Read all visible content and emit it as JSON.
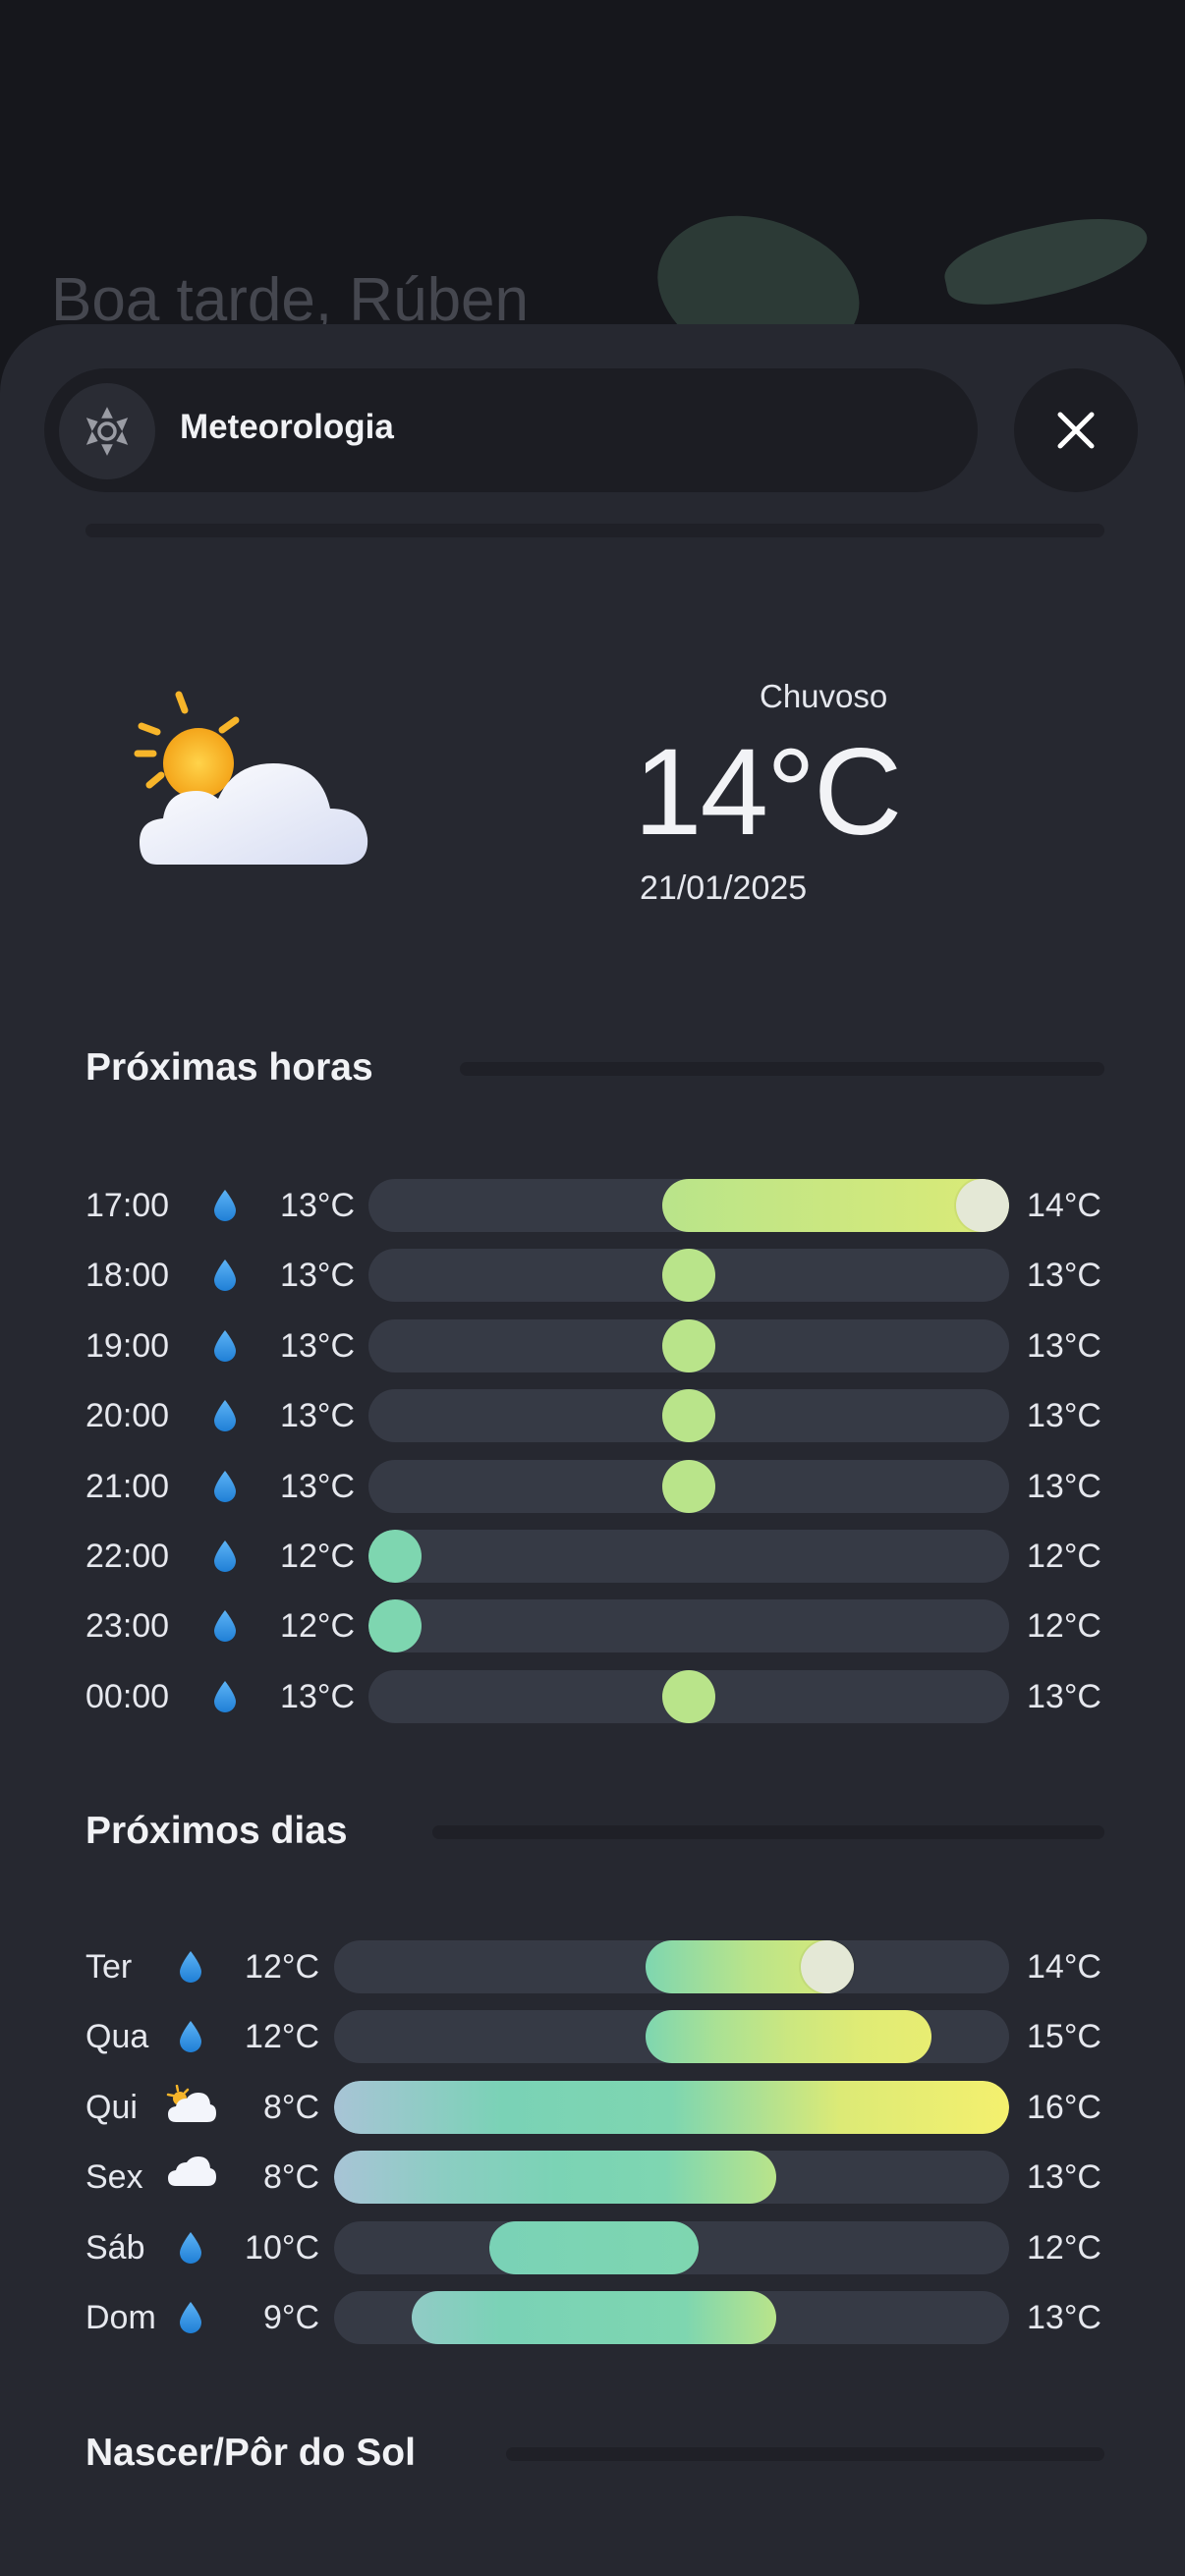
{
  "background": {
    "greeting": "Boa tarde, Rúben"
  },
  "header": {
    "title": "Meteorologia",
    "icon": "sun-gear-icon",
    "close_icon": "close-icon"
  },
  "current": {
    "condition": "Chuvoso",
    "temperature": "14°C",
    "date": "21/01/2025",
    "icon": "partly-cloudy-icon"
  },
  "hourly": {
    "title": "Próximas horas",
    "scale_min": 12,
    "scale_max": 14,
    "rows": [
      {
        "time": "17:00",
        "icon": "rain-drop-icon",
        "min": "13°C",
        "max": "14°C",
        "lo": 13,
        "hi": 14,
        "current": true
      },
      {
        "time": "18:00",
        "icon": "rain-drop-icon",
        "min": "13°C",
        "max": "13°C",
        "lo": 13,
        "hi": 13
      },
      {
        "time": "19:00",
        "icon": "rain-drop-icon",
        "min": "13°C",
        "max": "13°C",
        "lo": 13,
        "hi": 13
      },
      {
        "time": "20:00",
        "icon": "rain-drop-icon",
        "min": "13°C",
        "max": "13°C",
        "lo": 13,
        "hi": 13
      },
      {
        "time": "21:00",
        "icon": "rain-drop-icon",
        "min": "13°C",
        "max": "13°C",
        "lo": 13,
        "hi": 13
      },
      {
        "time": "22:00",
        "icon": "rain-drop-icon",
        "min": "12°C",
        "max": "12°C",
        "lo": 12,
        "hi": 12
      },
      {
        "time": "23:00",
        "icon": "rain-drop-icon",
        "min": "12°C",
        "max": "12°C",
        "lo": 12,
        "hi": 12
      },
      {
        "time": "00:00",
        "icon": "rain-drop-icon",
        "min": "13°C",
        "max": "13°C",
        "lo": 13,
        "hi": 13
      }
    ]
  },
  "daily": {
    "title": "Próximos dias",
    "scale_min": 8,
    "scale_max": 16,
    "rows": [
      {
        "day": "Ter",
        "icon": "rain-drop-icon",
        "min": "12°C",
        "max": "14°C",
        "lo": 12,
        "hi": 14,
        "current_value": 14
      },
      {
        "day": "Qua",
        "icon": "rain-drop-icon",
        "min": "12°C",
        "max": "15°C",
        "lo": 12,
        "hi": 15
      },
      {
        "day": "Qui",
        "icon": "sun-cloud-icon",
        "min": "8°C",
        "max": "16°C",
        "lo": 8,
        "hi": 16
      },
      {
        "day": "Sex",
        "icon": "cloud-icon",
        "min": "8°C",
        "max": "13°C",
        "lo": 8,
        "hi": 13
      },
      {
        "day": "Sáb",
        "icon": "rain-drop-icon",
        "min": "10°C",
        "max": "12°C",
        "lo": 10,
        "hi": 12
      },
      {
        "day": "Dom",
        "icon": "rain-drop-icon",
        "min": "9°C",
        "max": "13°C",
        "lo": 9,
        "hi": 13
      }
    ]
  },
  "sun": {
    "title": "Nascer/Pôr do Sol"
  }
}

____________

**Requirement**
From the listing, copy every line where the string "title" appears.

**Response for this exercise**
    "title": "Meteorologia",
    "title": "Próximas horas",
    "title": "Próximos dias",
    "title": "Nascer/Pôr do Sol"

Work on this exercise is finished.